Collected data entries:
━━━━━━━━━━━━━━━━━━━━

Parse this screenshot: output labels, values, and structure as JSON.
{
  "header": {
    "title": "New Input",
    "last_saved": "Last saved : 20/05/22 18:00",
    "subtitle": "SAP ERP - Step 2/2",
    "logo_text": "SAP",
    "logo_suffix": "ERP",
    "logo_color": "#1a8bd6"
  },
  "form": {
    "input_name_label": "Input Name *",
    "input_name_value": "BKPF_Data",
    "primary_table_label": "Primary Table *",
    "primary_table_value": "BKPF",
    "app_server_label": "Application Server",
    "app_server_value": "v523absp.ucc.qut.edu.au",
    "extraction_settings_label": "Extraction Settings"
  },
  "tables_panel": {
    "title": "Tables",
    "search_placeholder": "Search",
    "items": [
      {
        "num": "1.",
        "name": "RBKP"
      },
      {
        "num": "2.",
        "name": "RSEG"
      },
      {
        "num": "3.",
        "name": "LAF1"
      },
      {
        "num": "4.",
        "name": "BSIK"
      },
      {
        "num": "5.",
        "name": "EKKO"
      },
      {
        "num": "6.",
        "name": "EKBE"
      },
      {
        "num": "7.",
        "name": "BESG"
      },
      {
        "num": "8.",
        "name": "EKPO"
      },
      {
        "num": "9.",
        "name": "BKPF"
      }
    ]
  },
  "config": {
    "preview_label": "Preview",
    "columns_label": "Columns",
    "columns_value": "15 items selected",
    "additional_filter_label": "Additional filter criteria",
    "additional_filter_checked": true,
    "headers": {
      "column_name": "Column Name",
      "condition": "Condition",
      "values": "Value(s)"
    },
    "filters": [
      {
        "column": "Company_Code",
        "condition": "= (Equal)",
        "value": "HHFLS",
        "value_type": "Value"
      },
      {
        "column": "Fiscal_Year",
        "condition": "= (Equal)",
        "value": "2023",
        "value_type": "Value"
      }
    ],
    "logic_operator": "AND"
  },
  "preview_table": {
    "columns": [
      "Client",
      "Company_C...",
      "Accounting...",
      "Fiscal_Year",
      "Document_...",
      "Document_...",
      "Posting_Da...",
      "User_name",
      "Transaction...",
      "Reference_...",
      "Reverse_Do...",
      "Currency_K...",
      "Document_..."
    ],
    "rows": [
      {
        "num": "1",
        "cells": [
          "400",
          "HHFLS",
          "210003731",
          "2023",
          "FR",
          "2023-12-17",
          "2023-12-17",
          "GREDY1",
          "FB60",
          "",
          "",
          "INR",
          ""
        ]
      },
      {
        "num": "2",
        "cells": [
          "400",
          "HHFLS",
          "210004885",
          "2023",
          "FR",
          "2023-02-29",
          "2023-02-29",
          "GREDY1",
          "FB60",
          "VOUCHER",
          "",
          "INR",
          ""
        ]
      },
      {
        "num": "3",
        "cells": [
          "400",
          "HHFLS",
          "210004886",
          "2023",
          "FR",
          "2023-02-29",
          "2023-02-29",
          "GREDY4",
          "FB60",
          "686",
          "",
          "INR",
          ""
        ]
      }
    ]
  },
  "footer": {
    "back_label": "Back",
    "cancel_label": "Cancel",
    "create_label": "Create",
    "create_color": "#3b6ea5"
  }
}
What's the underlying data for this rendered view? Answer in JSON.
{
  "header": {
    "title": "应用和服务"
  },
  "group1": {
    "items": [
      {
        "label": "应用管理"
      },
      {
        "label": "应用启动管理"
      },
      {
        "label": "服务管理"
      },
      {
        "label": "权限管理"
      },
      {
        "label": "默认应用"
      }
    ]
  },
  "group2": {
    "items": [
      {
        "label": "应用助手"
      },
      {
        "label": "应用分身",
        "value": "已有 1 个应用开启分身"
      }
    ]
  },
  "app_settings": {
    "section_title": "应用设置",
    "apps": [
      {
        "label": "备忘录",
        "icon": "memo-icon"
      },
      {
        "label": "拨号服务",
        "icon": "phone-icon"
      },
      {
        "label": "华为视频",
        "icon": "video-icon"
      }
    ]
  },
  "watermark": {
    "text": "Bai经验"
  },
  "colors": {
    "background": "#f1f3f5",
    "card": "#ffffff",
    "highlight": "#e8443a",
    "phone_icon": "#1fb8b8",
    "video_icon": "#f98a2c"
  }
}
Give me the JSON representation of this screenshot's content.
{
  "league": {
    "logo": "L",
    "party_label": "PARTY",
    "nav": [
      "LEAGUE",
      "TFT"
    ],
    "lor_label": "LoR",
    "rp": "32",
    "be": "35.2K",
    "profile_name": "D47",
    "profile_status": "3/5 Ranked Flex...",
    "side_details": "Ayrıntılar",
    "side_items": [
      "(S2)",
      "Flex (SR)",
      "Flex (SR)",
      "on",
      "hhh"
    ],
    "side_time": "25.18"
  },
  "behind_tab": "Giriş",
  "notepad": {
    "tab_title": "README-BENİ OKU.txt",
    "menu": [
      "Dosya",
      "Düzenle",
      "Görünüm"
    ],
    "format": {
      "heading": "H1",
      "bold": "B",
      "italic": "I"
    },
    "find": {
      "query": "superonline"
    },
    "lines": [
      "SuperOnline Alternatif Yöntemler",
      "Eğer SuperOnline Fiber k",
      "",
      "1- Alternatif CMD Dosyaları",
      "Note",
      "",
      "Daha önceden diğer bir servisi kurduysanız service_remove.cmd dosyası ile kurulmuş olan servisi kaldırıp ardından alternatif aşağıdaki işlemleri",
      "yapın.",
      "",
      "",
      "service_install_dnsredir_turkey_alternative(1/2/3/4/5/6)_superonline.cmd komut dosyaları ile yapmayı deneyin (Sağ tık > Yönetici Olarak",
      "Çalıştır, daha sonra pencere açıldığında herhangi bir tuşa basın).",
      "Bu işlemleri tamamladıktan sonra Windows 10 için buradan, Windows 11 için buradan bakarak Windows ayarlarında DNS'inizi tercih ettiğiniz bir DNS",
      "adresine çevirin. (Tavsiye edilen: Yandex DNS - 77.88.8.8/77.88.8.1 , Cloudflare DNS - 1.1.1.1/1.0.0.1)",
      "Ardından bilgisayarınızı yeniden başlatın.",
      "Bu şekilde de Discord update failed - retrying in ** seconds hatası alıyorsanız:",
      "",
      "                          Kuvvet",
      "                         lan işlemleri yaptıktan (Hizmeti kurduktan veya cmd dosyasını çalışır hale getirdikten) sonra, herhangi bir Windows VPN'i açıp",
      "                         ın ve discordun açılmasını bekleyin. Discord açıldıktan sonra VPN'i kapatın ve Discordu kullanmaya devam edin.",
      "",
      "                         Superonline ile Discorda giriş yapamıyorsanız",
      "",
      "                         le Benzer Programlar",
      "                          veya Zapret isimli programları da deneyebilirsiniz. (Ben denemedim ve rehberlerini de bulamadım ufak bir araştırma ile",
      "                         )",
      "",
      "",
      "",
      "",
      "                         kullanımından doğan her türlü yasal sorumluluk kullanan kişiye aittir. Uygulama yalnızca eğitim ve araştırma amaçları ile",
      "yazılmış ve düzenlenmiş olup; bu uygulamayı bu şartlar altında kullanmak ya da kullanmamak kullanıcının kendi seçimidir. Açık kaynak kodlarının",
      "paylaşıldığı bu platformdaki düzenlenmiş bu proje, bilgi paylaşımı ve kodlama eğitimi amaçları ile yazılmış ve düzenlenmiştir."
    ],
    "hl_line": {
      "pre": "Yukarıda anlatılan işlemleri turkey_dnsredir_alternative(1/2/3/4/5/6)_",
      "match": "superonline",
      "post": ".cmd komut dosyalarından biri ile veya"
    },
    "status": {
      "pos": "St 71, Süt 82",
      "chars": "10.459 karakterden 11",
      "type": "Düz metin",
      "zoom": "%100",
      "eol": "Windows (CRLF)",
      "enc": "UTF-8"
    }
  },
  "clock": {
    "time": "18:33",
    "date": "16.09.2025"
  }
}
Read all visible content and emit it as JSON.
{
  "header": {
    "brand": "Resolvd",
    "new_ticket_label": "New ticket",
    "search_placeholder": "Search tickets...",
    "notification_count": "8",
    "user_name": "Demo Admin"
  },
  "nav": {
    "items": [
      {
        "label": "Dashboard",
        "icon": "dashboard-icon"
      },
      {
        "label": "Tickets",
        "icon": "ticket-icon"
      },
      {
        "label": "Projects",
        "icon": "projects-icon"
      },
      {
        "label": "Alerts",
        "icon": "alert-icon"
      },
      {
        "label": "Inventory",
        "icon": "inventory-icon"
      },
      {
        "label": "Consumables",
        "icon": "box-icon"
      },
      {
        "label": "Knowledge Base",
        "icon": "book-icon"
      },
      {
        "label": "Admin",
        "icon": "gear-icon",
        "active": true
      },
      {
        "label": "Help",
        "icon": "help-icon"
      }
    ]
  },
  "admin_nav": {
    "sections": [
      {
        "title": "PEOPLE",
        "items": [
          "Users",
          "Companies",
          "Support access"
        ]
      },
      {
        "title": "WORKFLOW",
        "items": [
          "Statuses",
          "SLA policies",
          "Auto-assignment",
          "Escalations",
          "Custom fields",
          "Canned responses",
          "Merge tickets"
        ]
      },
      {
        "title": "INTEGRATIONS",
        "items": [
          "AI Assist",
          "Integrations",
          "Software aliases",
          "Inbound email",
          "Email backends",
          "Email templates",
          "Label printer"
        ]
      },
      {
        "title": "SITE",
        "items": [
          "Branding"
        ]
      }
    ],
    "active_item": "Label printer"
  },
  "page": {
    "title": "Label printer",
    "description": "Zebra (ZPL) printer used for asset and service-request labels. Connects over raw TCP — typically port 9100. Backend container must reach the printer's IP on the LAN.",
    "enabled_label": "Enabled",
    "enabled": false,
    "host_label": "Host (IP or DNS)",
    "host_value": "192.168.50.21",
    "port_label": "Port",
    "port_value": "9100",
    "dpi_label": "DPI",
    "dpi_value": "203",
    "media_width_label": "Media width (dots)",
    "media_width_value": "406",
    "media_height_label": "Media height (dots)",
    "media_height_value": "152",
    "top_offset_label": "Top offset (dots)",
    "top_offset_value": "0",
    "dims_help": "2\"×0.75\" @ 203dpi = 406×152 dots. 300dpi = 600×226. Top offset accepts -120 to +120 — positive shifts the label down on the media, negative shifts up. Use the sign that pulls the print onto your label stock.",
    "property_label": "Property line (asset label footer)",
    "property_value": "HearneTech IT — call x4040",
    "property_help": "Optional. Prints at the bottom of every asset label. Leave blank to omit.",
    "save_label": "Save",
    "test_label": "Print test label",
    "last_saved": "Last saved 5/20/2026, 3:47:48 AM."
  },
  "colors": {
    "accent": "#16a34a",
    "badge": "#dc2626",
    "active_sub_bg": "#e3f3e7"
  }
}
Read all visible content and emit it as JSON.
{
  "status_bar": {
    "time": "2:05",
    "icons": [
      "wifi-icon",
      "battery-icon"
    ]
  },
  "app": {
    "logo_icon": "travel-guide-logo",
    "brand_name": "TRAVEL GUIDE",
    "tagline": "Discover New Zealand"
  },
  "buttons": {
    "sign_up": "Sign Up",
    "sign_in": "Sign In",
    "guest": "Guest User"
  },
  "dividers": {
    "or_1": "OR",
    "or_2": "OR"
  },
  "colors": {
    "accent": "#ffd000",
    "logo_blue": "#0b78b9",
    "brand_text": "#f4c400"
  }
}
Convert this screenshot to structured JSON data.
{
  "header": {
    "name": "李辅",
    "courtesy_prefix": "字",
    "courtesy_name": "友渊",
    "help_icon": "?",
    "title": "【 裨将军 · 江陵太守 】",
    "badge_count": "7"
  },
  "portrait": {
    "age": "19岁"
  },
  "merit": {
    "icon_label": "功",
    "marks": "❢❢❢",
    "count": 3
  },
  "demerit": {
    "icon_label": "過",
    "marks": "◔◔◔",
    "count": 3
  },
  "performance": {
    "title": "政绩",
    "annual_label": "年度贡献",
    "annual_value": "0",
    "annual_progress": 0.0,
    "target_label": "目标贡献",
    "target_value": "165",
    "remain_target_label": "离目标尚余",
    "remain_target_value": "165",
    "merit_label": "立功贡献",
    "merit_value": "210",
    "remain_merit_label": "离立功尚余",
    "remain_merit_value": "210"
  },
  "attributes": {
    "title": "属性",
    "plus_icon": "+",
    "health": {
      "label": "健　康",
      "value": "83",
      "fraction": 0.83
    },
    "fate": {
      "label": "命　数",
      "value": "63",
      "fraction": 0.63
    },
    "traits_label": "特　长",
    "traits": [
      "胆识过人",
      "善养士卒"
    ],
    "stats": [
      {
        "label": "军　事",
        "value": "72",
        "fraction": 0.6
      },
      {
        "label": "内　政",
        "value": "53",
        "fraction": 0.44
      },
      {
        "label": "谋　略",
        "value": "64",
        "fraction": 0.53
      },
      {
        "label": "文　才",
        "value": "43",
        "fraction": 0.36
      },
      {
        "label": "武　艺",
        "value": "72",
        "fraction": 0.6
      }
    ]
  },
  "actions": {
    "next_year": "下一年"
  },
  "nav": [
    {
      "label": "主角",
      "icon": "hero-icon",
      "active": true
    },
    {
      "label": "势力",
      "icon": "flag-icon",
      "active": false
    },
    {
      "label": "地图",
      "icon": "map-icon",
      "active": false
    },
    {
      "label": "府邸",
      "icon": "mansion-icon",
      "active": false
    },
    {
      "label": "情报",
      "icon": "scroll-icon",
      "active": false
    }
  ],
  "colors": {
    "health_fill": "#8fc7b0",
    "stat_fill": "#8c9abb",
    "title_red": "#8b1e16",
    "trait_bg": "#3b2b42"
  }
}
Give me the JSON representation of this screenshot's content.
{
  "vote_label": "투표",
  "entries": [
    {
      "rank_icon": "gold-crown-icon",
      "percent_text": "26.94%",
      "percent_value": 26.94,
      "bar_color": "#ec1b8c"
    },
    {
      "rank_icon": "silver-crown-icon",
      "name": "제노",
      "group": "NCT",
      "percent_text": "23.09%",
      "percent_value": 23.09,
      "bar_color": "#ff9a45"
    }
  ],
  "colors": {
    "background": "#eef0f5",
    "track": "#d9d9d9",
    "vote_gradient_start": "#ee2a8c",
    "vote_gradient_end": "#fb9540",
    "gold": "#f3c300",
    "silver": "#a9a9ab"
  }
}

━━━━━━━━━━━━━━━━━━━━

**Do this**
From the records above, pull out each line that has "footer".

**Result for this task**
  "footer": {
    "property_label": "Property line (asset label footer)",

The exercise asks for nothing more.